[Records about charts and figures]
☆ ☆ ☆
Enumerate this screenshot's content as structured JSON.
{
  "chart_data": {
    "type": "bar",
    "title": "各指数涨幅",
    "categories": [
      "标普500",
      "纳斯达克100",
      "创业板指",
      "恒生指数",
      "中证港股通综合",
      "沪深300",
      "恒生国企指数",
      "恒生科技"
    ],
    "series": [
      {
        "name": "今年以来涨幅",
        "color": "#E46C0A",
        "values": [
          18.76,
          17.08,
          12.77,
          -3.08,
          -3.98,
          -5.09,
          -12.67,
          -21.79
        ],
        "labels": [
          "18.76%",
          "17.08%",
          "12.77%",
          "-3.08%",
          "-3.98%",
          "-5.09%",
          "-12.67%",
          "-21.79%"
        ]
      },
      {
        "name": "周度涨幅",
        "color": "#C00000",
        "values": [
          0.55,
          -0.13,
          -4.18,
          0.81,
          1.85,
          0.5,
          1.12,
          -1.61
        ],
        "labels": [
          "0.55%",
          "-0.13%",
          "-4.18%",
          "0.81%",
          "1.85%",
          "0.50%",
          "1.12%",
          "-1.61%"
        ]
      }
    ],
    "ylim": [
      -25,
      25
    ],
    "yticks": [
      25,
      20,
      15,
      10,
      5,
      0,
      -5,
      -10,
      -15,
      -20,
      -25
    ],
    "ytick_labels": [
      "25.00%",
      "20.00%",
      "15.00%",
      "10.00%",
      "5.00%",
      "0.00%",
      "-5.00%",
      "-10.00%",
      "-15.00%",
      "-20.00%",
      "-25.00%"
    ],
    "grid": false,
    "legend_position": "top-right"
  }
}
☆ ☆ ☆
Copy every line verbatim.

Enumerate this screenshot's content as structured JSON.
{
  "chart_data": {
    "type": "bar",
    "title": "各指数涨幅",
    "categories": [
      "标普500",
      "纳斯达克100",
      "创业板指",
      "恒生指数",
      "中证港股通综合",
      "沪深300",
      "恒生国企指数",
      "恒生科技"
    ],
    "series": [
      {
        "name": "今年以来涨幅",
        "color": "#E46C0A",
        "values": [
          18.76,
          17.08,
          12.77,
          -3.08,
          -3.98,
          -5.09,
          -12.67,
          -21.79
        ],
        "labels": [
          "18.76%",
          "17.08%",
          "12.77%",
          "-3.08%",
          "-3.98%",
          "-5.09%",
          "-12.67%",
          "-21.79%"
        ]
      },
      {
        "name": "周度涨幅",
        "color": "#C00000",
        "values": [
          0.55,
          -0.13,
          -4.18,
          0.81,
          1.85,
          0.5,
          1.12,
          -1.61
        ],
        "labels": [
          "0.55%",
          "-0.13%",
          "-4.18%",
          "0.81%",
          "1.85%",
          "0.50%",
          "1.12%",
          "-1.61%"
        ]
      }
    ],
    "ylim": [
      -25,
      25
    ],
    "yticks": [
      25,
      20,
      15,
      10,
      5,
      0,
      -5,
      -10,
      -15,
      -20,
      -25
    ],
    "ytick_labels": [
      "25.00%",
      "20.00%",
      "15.00%",
      "10.00%",
      "5.00%",
      "0.00%",
      "-5.00%",
      "-10.00%",
      "-15.00%",
      "-20.00%",
      "-25.00%"
    ],
    "grid": false,
    "legend_position": "top-right"
  }
}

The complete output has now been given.